[Records from a dataset]
[START]

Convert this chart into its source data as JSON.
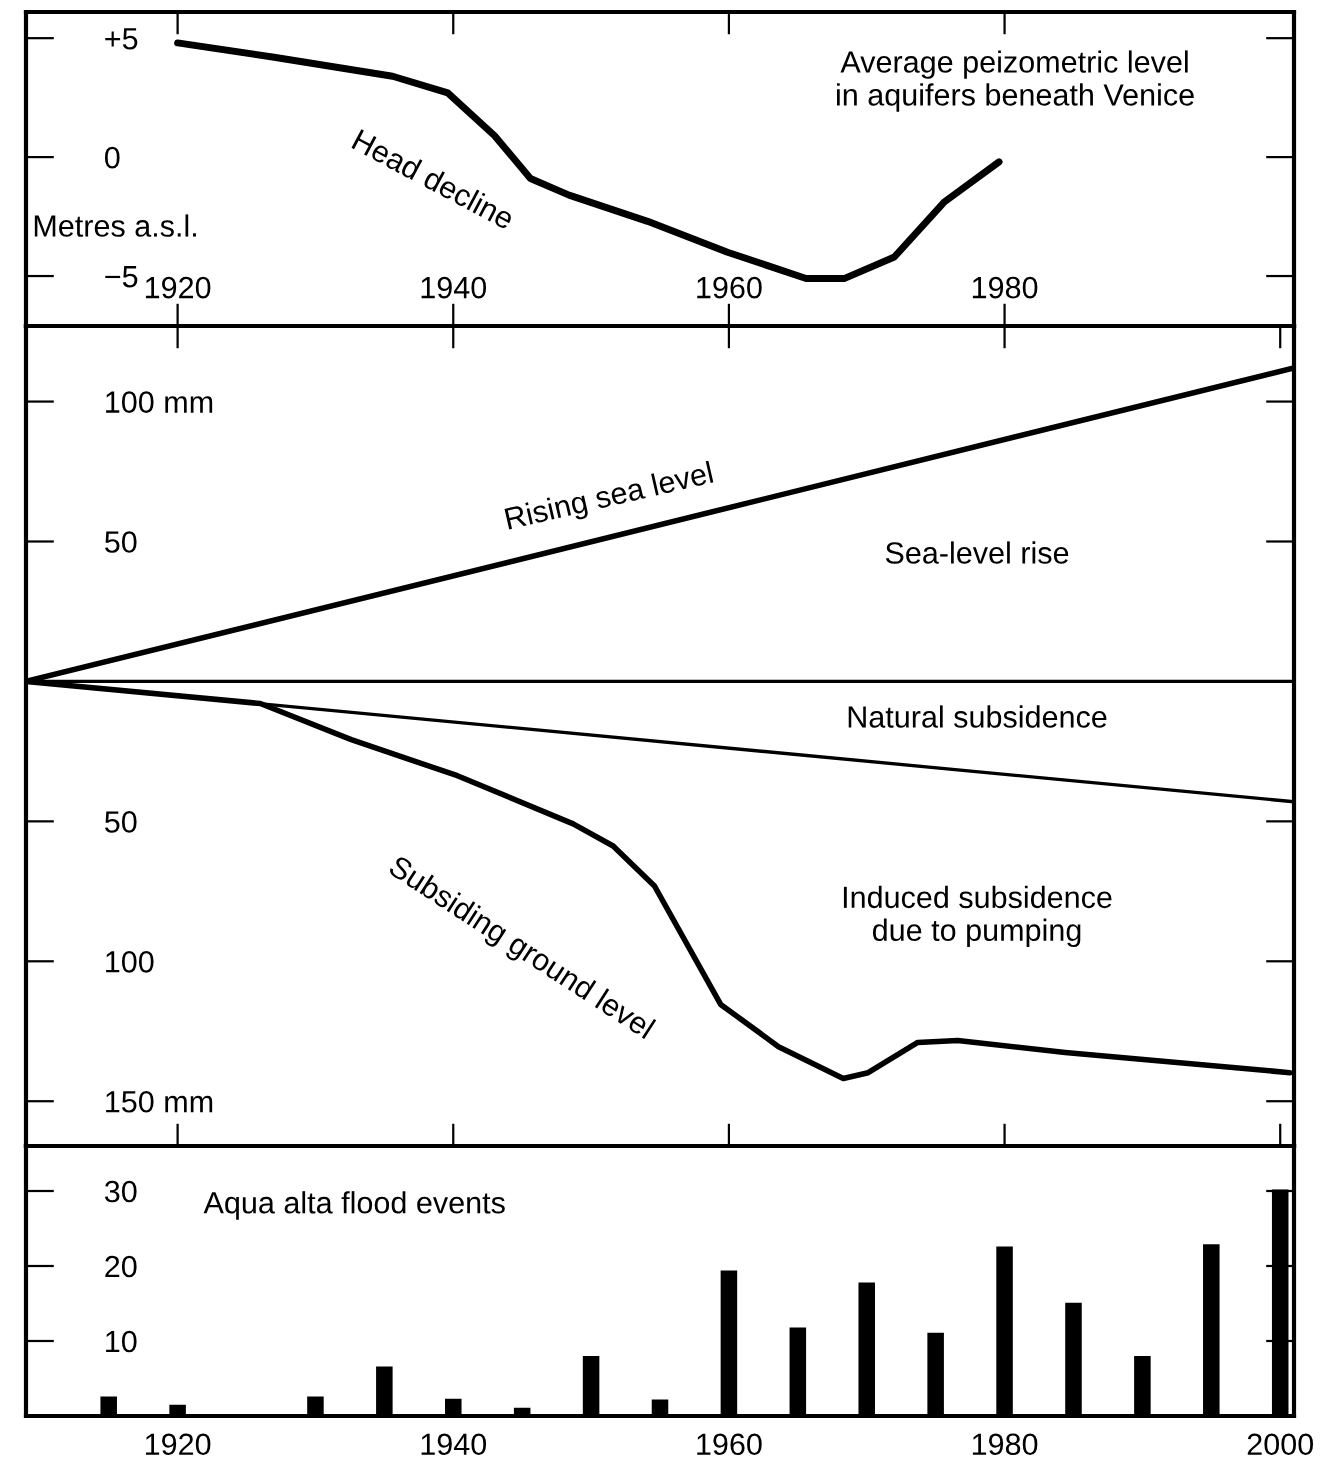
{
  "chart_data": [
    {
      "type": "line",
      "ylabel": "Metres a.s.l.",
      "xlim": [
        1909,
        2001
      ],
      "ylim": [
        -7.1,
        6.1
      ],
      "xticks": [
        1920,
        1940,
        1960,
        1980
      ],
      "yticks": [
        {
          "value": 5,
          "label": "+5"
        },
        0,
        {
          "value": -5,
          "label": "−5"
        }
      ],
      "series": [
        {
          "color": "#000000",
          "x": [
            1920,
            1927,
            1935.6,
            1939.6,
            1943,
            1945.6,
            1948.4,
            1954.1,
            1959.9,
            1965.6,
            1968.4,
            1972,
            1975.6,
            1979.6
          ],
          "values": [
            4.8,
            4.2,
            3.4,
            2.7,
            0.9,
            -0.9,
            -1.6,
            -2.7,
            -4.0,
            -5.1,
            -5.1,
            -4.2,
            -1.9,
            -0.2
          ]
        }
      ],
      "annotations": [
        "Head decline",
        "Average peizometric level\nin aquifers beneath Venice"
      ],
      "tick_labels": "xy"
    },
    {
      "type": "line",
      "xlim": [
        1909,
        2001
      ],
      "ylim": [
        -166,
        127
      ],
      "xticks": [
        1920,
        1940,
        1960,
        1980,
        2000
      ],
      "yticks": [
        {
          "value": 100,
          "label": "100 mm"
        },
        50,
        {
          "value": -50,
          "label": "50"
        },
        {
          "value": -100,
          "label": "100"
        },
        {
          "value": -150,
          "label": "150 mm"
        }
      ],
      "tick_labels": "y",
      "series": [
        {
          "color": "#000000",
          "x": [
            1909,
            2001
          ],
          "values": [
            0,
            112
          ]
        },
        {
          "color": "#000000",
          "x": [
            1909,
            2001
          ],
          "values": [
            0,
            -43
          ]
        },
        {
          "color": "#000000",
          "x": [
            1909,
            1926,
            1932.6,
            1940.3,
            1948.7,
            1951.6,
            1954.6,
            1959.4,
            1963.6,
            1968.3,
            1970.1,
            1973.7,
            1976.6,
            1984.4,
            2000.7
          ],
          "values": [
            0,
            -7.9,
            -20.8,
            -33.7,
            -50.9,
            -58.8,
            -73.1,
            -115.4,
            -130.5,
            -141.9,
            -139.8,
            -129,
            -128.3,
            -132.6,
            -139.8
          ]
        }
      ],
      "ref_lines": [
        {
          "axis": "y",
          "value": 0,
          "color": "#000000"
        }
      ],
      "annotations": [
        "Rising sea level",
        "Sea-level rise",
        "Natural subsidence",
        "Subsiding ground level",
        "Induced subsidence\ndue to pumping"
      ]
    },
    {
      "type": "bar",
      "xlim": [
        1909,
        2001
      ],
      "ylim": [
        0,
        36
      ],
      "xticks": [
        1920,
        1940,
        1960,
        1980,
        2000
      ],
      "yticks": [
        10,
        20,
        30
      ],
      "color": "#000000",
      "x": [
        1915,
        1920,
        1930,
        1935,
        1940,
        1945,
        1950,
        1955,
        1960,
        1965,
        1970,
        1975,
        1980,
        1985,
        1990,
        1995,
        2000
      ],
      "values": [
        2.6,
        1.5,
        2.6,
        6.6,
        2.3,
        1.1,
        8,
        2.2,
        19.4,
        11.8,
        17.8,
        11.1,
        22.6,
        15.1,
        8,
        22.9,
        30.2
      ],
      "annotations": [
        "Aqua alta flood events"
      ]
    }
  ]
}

[END]
[START]

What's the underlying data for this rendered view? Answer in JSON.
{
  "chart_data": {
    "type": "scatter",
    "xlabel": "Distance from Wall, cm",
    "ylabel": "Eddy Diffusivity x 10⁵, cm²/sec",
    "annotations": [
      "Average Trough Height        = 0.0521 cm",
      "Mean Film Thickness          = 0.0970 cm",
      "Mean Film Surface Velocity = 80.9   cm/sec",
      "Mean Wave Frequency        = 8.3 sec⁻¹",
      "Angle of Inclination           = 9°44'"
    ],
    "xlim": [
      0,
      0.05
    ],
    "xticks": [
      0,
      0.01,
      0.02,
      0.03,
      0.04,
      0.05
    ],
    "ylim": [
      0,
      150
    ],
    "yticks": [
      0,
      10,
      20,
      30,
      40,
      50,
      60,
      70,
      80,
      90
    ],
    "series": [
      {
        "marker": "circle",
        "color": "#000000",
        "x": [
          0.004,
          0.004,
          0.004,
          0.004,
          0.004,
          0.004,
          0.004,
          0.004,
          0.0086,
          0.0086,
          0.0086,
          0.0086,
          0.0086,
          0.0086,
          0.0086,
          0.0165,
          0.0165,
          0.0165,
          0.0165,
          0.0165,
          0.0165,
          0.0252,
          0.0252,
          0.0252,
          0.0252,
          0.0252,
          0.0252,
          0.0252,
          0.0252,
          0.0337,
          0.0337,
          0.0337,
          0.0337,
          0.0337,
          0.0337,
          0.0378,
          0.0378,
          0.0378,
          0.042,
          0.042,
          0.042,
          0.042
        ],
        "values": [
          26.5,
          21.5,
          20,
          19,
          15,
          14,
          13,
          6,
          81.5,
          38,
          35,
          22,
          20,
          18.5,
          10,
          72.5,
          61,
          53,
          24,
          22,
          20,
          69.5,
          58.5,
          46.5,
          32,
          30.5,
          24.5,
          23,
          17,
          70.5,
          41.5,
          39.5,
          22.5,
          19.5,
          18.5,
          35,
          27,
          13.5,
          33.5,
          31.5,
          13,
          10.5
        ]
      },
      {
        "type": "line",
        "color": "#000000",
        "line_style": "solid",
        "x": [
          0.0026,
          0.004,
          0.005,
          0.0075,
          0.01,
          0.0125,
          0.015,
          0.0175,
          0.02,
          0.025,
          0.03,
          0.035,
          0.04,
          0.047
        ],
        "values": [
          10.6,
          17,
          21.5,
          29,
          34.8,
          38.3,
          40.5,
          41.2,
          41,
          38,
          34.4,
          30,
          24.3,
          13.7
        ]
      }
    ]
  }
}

[END]

§ **Exercise**: Take every line from the data that contains the word "this".

§ **Correct answer**:
Convert this chart into its source data as JSON.
What's the underlying data for this rendered view? Answer in JSON.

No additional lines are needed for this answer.